- _THE REQUEST_: Report every line below that holds the word "title".

====

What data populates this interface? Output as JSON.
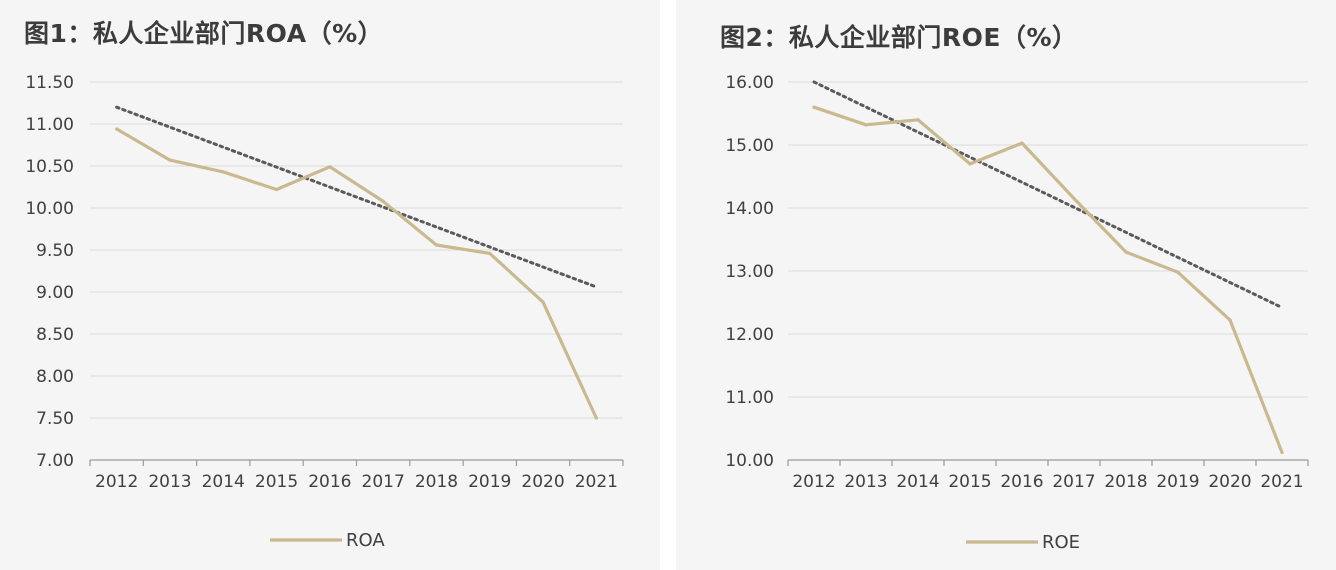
{
  "chart_data": [
    {
      "type": "line",
      "title": "图1：私人企业部门ROA（%）",
      "categories": [
        "2012",
        "2013",
        "2014",
        "2015",
        "2016",
        "2017",
        "2018",
        "2019",
        "2020",
        "2021"
      ],
      "y_ticks": [
        "11.50",
        "11.00",
        "10.50",
        "10.00",
        "9.50",
        "9.00",
        "8.50",
        "8.00",
        "7.50",
        "7.00"
      ],
      "ylim": [
        7.0,
        11.5
      ],
      "grid": true,
      "legend_position": "bottom",
      "series": [
        {
          "name": "ROA",
          "values": [
            10.94,
            10.57,
            10.43,
            10.22,
            10.49,
            10.08,
            9.56,
            9.46,
            8.88,
            7.5
          ],
          "color": "#c9b98f"
        }
      ],
      "trendline": {
        "style": "dotted",
        "color": "#5a5a5a",
        "start": 11.2,
        "end": 9.06
      }
    },
    {
      "type": "line",
      "title": "图2：私人企业部门ROE（%）",
      "categories": [
        "2012",
        "2013",
        "2014",
        "2015",
        "2016",
        "2017",
        "2018",
        "2019",
        "2020",
        "2021"
      ],
      "y_ticks": [
        "16.00",
        "15.00",
        "14.00",
        "13.00",
        "12.00",
        "11.00",
        "10.00"
      ],
      "ylim": [
        10.0,
        16.0
      ],
      "grid": true,
      "legend_position": "bottom",
      "series": [
        {
          "name": "ROE",
          "values": [
            15.6,
            15.32,
            15.4,
            14.7,
            15.03,
            14.15,
            13.3,
            12.98,
            12.22,
            10.12
          ],
          "color": "#c9b98f"
        }
      ],
      "trendline": {
        "style": "dotted",
        "color": "#5a5a5a",
        "start": 16.0,
        "end": 12.42
      }
    }
  ]
}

====

- _REPLY TO THE EXERCISE_:
      "title": "图1：私人企业部门ROA（%）",
      "title": "图2：私人企业部门ROE（%）",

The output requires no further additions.